-- Start EXERCISE MATERIAL --

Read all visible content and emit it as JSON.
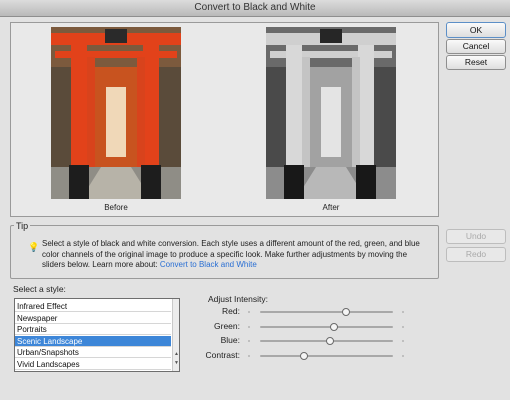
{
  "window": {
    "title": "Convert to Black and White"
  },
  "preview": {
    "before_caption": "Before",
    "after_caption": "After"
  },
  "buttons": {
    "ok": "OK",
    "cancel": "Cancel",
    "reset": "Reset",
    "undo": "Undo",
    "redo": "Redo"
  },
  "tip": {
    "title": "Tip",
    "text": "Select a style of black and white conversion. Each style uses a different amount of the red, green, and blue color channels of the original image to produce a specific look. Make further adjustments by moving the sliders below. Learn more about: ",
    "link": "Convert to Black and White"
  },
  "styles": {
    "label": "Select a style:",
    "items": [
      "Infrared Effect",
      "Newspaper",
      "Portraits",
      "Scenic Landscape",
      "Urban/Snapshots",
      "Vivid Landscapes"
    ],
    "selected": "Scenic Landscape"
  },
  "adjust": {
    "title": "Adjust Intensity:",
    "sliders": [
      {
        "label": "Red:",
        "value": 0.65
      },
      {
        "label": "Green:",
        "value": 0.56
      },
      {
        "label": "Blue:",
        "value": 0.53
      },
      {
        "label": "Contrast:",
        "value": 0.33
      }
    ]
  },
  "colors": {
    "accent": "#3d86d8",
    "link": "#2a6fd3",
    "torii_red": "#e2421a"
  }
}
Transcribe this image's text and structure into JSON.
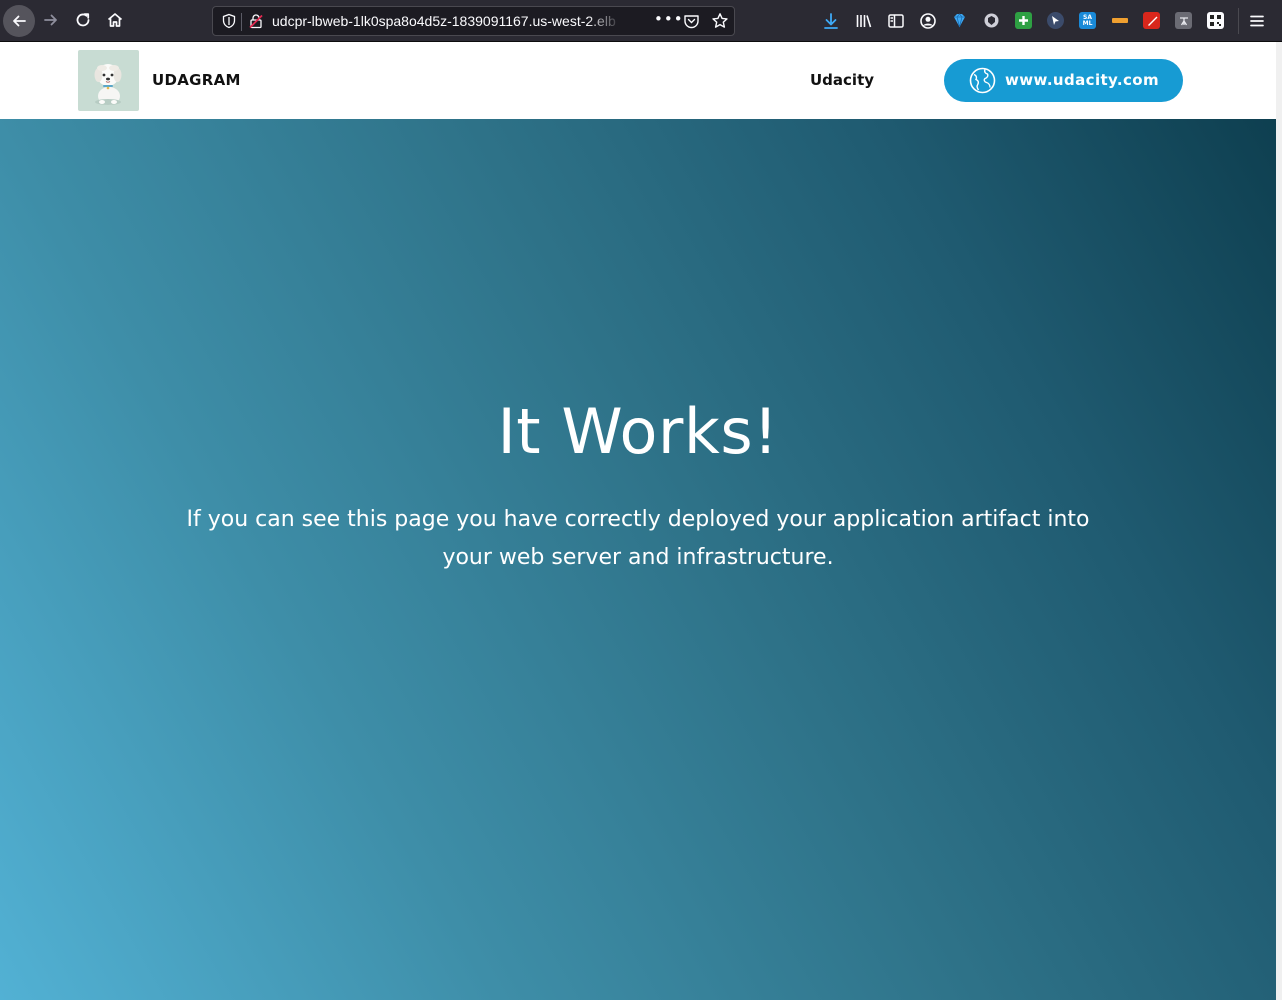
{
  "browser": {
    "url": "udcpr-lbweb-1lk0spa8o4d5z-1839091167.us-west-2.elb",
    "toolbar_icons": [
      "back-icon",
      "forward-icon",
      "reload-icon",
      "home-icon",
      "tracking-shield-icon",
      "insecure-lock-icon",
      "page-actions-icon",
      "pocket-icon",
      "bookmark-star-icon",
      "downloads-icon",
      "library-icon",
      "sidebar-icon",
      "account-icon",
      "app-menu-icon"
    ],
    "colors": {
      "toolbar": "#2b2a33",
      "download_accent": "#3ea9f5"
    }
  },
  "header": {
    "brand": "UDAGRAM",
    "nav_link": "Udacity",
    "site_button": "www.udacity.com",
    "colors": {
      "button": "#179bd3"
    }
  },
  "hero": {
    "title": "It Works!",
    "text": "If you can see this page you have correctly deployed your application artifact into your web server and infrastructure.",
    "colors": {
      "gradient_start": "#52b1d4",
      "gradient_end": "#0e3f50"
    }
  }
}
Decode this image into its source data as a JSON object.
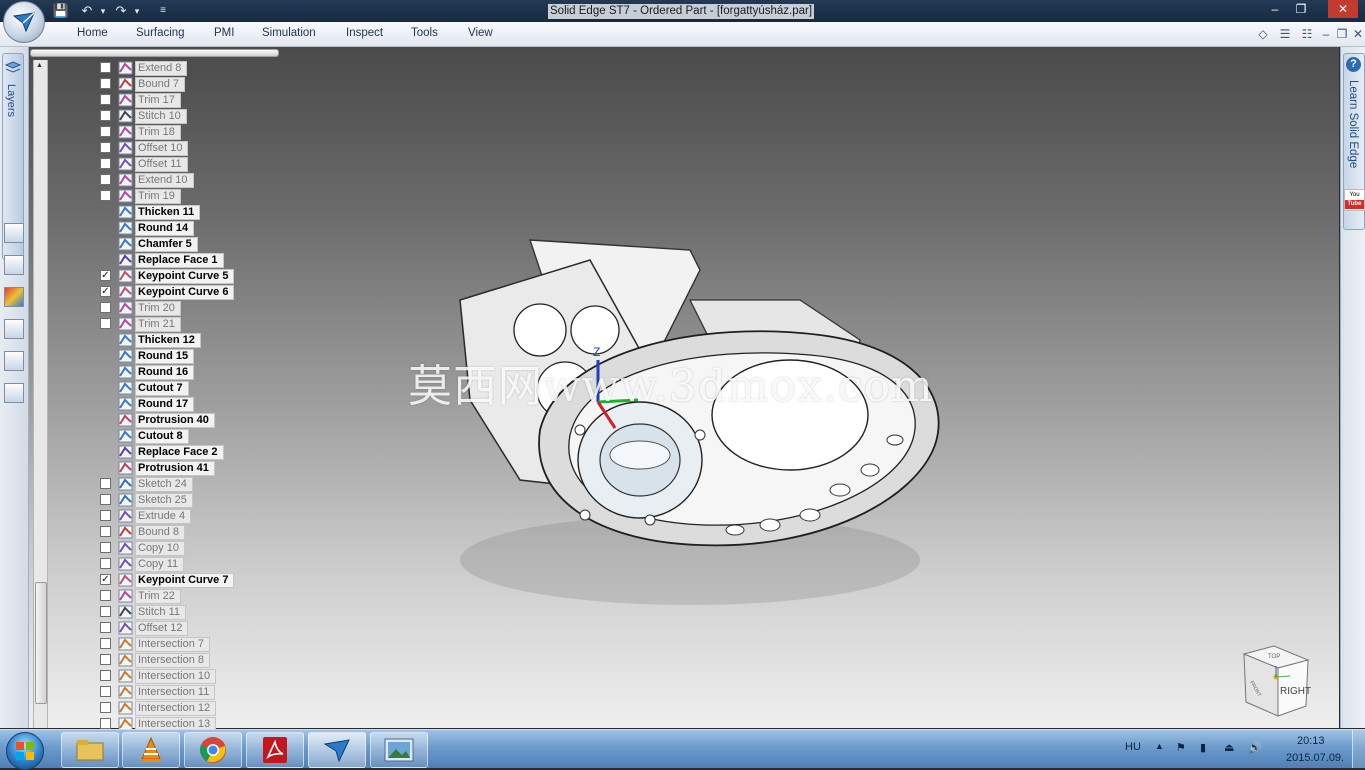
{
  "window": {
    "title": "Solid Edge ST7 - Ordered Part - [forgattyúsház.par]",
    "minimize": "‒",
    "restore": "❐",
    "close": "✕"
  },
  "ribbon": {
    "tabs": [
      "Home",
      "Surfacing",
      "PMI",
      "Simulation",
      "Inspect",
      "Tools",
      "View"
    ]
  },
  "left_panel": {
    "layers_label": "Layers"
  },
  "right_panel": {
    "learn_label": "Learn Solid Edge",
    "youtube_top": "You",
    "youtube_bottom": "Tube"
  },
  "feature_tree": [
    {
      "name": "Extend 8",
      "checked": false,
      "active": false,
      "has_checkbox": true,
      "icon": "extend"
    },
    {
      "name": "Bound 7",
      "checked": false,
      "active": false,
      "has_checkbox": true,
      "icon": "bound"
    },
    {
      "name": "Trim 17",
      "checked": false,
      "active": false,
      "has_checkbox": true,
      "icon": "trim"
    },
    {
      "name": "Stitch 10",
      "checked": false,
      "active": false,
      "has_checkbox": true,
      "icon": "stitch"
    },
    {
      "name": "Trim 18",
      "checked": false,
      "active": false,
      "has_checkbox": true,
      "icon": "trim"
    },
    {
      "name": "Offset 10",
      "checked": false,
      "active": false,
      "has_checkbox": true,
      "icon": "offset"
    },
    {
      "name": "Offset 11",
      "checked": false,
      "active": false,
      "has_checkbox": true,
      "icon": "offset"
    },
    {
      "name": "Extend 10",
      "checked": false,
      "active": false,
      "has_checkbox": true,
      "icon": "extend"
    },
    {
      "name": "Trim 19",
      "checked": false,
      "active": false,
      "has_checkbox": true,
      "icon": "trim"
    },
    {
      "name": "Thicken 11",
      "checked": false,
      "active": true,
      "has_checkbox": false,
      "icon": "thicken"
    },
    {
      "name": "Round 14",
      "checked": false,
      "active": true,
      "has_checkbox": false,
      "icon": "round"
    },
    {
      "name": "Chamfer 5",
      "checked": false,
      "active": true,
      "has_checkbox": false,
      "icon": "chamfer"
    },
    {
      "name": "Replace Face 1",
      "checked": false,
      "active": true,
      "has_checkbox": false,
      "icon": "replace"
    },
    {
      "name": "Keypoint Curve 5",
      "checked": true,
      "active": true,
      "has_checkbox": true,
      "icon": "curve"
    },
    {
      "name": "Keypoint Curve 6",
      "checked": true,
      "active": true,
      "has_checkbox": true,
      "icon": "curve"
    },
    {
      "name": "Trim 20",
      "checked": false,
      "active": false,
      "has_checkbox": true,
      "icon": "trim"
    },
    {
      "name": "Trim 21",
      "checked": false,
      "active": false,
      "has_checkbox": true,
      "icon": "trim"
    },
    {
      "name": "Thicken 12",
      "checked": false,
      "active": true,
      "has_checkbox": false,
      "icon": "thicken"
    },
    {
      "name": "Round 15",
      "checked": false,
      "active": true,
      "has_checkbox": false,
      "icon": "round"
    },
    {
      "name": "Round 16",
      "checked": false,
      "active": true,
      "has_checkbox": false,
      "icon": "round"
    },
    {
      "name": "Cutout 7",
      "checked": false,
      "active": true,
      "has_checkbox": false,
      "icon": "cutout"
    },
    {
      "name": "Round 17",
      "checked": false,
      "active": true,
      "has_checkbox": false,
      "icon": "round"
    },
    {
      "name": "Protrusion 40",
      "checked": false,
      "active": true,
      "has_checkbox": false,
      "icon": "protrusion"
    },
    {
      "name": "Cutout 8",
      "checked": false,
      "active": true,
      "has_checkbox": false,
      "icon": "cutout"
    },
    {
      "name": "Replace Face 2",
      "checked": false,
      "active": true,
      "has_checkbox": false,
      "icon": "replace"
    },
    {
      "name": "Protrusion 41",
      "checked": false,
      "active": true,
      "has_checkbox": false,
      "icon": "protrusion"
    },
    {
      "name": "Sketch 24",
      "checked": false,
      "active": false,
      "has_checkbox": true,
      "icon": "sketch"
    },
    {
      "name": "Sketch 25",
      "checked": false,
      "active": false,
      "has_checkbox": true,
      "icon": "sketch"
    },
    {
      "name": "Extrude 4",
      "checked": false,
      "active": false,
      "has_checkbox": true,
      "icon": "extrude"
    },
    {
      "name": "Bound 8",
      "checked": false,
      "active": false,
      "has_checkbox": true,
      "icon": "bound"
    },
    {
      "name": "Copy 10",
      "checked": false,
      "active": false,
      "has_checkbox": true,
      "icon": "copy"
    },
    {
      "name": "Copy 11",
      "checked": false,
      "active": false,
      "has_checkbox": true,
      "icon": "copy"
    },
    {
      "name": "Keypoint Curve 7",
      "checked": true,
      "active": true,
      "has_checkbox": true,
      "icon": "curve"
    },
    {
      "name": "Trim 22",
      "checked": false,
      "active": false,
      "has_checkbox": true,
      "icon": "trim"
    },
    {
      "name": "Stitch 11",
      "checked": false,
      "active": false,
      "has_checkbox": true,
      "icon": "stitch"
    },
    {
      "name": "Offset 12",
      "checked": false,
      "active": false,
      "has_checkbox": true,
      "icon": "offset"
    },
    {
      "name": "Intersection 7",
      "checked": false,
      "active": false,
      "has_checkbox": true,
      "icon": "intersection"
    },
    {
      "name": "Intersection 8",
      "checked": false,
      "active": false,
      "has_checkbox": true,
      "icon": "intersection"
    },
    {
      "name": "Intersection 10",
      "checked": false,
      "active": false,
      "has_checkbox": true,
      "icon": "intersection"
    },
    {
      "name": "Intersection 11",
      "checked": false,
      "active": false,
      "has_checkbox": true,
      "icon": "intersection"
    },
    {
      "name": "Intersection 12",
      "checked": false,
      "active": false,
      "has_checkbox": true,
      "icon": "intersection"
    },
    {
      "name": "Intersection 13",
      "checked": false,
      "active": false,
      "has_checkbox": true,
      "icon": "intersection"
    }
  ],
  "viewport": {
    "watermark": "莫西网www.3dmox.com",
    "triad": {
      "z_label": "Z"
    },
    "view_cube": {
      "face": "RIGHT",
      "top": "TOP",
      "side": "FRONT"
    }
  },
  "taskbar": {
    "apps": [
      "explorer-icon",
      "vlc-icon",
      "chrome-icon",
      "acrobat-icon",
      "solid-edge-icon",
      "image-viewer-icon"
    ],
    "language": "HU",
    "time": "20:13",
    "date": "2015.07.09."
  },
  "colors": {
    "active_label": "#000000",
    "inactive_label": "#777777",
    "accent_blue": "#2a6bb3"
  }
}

-- End EXERCISE MATERIAL --

GOAL:
Where a line above holds the string "value", show that line.

COMPLETE RESPONSE:
        "value": 0.65
        "value": 0.56
        "value": 0.53
        "value": 0.33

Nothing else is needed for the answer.